* [What needs to be done]: Count the lines below that contain "where". Give only the number.

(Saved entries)
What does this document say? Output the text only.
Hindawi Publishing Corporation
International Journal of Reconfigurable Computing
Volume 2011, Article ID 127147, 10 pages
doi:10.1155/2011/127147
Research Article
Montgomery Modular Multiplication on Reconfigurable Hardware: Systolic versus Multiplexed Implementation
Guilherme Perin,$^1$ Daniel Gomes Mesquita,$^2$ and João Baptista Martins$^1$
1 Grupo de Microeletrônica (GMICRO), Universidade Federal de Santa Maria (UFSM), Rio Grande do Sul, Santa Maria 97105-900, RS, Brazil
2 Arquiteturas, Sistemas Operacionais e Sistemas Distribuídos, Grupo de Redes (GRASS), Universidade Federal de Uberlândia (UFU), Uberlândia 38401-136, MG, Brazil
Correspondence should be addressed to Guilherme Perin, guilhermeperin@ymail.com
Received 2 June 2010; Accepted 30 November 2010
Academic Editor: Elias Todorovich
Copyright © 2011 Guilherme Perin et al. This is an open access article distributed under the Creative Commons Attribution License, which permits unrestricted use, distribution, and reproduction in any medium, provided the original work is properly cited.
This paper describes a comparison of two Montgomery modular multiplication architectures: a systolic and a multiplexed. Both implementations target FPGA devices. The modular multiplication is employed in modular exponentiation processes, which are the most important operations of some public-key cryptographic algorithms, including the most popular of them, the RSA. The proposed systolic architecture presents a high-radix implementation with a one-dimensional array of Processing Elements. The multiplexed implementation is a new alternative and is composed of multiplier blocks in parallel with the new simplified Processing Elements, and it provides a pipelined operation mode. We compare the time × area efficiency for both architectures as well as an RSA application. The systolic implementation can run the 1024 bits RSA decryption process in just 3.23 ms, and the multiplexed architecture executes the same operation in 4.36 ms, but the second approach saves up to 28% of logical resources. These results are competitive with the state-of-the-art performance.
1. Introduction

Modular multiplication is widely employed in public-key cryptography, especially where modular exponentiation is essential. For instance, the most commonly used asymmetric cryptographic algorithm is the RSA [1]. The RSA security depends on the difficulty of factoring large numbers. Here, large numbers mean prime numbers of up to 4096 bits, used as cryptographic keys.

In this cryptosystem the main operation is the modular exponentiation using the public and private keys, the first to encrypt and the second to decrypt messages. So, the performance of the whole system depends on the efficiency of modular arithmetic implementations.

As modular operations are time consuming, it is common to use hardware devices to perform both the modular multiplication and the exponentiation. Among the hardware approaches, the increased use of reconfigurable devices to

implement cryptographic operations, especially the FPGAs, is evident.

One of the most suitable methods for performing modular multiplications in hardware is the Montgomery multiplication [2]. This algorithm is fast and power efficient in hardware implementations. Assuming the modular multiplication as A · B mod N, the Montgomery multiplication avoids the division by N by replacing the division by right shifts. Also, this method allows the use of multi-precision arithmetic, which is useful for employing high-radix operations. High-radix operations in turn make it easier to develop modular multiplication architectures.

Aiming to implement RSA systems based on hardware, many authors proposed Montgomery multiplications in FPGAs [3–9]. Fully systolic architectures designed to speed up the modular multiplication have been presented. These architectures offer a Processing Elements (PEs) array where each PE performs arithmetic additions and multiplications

* [The response]: 2